WHAT TO DO: Output all of the entries below precisely as written.
* * * * *
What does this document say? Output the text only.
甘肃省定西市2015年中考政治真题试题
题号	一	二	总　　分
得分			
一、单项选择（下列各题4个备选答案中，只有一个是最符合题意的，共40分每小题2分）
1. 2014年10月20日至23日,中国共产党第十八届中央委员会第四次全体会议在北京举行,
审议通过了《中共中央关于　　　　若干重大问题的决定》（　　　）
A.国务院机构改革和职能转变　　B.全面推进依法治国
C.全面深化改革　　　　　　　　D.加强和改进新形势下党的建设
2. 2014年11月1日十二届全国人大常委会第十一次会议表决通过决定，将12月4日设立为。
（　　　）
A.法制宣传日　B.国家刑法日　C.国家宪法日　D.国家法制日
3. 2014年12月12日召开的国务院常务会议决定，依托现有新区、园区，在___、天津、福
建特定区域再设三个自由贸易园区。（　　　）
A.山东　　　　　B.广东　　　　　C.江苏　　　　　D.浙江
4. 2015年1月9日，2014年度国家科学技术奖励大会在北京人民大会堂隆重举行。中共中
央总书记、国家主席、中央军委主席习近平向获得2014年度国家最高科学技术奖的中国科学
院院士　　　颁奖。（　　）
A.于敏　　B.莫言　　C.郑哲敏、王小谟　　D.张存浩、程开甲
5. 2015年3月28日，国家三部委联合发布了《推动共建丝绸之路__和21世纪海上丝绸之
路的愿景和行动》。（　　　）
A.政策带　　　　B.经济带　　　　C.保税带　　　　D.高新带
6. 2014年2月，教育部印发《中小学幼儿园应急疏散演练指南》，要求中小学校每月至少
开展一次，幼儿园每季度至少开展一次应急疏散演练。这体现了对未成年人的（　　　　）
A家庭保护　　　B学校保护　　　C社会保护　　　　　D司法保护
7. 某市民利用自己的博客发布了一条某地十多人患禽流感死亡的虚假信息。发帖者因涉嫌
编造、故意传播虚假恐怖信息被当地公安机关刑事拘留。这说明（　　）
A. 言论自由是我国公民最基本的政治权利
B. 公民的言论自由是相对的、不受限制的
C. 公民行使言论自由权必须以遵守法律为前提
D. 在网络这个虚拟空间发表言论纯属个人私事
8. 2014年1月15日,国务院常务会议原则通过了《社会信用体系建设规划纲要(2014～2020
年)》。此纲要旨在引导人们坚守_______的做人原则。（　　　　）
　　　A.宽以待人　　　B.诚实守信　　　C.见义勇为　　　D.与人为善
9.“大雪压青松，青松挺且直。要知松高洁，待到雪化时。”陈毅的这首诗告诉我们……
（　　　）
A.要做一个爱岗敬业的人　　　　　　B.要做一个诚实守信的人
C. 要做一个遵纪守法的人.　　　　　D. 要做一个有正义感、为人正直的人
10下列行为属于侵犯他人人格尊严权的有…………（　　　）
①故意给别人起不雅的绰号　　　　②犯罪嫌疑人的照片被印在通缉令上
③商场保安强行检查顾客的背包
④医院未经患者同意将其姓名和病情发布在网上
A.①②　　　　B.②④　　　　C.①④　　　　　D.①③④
* * * * *
SOLUTION TO THIS EXERCISE:
What does this document say? Output the text only.
甘肃省定西市2015年中考政治真题试题
题号	一	二	总　　分
得分			
一、单项选择（下列各题4个备选答案中，只有一个是最符合题意的，共40分每小题2分）
1. 2014年10月20日至23日,中国共产党第十八届中央委员会第四次全体会议在北京举行,
审议通过了《中共中央关于　　　　若干重大问题的决定》（　　　）
A.国务院机构改革和职能转变　　B.全面推进依法治国
C.全面深化改革　　　　　　　　D.加强和改进新形势下党的建设
2. 2014年11月1日十二届全国人大常委会第十一次会议表决通过决定，将12月4日设立为。
（　　　）
A.法制宣传日　B.国家刑法日　C.国家宪法日　D.国家法制日
3. 2014年12月12日召开的国务院常务会议决定，依托现有新区、园区，在___、天津、福
建特定区域再设三个自由贸易园区。（　　　）
A.山东　　　　　B.广东　　　　　C.江苏　　　　　D.浙江
4. 2015年1月9日，2014年度国家科学技术奖励大会在北京人民大会堂隆重举行。中共中
央总书记、国家主席、中央军委主席习近平向获得2014年度国家最高科学技术奖的中国科学
院院士　　　颁奖。（　　）
A.于敏　　B.莫言　　C.郑哲敏、王小谟　　D.张存浩、程开甲
5. 2015年3月28日，国家三部委联合发布了《推动共建丝绸之路__和21世纪海上丝绸之
路的愿景和行动》。（　　　）
A.政策带　　　　B.经济带　　　　C.保税带　　　　D.高新带
6. 2014年2月，教育部印发《中小学幼儿园应急疏散演练指南》，要求中小学校每月至少
开展一次，幼儿园每季度至少开展一次应急疏散演练。这体现了对未成年人的（　　　　）
A家庭保护　　　B学校保护　　　C社会保护　　　　　D司法保护
7. 某市民利用自己的博客发布了一条某地十多人患禽流感死亡的虚假信息。发帖者因涉嫌
编造、故意传播虚假恐怖信息被当地公安机关刑事拘留。这说明（　　）
A. 言论自由是我国公民最基本的政治权利
B. 公民的言论自由是相对的、不受限制的
C. 公民行使言论自由权必须以遵守法律为前提
D. 在网络这个虚拟空间发表言论纯属个人私事
8. 2014年1月15日,国务院常务会议原则通过了《社会信用体系建设规划纲要(2014～2020
年)》。此纲要旨在引导人们坚守_______的做人原则。（　　　　）
　　　A.宽以待人　　　B.诚实守信　　　C.见义勇为　　　D.与人为善
9.“大雪压青松，青松挺且直。要知松高洁，待到雪化时。”陈毅的这首诗告诉我们……
（　　　）
A.要做一个爱岗敬业的人　　　　　　B.要做一个诚实守信的人
C. 要做一个遵纪守法的人.　　　　　D. 要做一个有正义感、为人正直的人
10下列行为属于侵犯他人人格尊严权的有…………（　　　）
①故意给别人起不雅的绰号　　　　②犯罪嫌疑人的照片被印在通缉令上
③商场保安强行检查顾客的背包
④医院未经患者同意将其姓名和病情发布在网上
A.①②　　　　B.②④　　　　C.①④　　　　　D.①③④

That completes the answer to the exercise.